### TASK DESCRIPTION
Every line from the one with "Read this page and output its text content." to the end of the data needs to be copied exactly, and no line before it.

### EXTRACTED RECORDS

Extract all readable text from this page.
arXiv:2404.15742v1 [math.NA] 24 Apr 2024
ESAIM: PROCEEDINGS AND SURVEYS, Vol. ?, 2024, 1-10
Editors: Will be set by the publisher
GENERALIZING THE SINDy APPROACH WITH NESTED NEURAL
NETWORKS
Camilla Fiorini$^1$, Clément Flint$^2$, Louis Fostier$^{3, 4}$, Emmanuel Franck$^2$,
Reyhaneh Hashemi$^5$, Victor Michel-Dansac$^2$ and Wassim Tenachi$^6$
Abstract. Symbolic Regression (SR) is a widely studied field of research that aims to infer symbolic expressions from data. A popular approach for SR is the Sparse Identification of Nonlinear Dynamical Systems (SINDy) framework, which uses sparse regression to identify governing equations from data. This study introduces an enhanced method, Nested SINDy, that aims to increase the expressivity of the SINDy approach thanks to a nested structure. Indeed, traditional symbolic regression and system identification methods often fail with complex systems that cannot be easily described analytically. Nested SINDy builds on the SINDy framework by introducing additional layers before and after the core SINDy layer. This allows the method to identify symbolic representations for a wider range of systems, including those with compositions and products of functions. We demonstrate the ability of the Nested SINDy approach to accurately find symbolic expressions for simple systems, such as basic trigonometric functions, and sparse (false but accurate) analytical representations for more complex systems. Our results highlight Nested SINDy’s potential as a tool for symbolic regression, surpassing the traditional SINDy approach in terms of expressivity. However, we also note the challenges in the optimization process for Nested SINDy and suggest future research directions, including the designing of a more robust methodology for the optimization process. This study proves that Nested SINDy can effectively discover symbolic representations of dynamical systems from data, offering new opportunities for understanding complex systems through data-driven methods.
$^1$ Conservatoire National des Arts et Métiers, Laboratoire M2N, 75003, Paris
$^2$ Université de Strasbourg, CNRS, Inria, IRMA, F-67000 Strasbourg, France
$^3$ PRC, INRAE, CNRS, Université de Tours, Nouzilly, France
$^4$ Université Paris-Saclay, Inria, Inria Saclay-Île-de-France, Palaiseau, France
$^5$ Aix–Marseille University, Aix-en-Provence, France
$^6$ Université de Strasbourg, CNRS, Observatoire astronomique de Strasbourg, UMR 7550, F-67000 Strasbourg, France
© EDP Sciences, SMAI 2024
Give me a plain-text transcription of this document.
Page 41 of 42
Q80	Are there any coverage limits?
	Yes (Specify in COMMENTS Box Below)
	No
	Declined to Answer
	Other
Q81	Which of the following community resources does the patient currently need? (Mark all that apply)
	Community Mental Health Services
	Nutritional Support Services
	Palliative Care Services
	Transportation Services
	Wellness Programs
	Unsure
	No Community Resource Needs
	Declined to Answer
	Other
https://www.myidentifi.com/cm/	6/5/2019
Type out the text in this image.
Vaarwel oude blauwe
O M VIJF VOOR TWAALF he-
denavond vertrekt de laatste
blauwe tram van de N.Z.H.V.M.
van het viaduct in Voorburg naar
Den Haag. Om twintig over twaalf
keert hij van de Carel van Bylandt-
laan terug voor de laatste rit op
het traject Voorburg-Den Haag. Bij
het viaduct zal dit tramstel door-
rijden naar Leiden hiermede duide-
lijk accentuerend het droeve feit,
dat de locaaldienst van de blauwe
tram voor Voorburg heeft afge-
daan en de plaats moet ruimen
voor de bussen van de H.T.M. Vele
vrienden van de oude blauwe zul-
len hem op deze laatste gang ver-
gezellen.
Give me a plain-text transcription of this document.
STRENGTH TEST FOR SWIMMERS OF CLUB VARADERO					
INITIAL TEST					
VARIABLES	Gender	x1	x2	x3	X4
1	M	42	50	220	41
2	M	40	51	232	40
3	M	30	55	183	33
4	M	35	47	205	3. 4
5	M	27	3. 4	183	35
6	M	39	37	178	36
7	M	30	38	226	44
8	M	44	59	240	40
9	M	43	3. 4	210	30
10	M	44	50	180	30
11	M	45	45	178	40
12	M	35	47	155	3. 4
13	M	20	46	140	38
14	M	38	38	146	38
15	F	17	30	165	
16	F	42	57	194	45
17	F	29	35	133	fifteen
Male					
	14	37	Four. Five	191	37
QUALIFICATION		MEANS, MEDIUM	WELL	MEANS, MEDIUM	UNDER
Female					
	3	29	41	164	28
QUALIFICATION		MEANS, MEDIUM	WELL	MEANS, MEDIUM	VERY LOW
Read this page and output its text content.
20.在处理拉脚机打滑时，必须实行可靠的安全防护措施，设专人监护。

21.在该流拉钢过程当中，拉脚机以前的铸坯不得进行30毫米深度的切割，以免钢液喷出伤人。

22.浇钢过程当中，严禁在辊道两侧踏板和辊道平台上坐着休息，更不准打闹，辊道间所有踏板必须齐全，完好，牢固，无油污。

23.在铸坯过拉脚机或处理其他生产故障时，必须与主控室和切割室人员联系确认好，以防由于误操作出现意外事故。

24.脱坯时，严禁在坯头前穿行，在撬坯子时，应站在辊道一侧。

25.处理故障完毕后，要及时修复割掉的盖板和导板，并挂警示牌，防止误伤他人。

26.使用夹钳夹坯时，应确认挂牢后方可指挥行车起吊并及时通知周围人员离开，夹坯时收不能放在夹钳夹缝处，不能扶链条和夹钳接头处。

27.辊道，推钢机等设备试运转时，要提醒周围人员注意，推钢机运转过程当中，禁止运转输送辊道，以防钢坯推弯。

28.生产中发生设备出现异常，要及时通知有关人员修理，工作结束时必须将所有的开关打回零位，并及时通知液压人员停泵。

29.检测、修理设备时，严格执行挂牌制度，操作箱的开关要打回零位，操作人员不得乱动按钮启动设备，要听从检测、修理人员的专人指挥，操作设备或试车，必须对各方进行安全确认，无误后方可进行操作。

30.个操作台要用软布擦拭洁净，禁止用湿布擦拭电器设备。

### SOLUTION TO THE EXERCISE
Read this page and output its text content.
20.在处理拉脚机打滑时，必须实行可靠的安全防护措施，设专人监护。

21.在该流拉钢过程当中，拉脚机以前的铸坯不得进行30毫米深度的切割，以免钢液喷出伤人。

22.浇钢过程当中，严禁在辊道两侧踏板和辊道平台上坐着休息，更不准打闹，辊道间所有踏板必须齐全，完好，牢固，无油污。

23.在铸坯过拉脚机或处理其他生产故障时，必须与主控室和切割室人员联系确认好，以防由于误操作出现意外事故。

24.脱坯时，严禁在坯头前穿行，在撬坯子时，应站在辊道一侧。

25.处理故障完毕后，要及时修复割掉的盖板和导板，并挂警示牌，防止误伤他人。

26.使用夹钳夹坯时，应确认挂牢后方可指挥行车起吊并及时通知周围人员离开，夹坯时收不能放在夹钳夹缝处，不能扶链条和夹钳接头处。

27.辊道，推钢机等设备试运转时，要提醒周围人员注意，推钢机运转过程当中，禁止运转输送辊道，以防钢坯推弯。

28.生产中发生设备出现异常，要及时通知有关人员修理，工作结束时必须将所有的开关打回零位，并及时通知液压人员停泵。

29.检测、修理设备时，严格执行挂牌制度，操作箱的开关要打回零位，操作人员不得乱动按钮启动设备，要听从检测、修理人员的专人指挥，操作设备或试车，必须对各方进行安全确认，无误后方可进行操作。

30.个操作台要用软布擦拭洁净，禁止用湿布擦拭电器设备。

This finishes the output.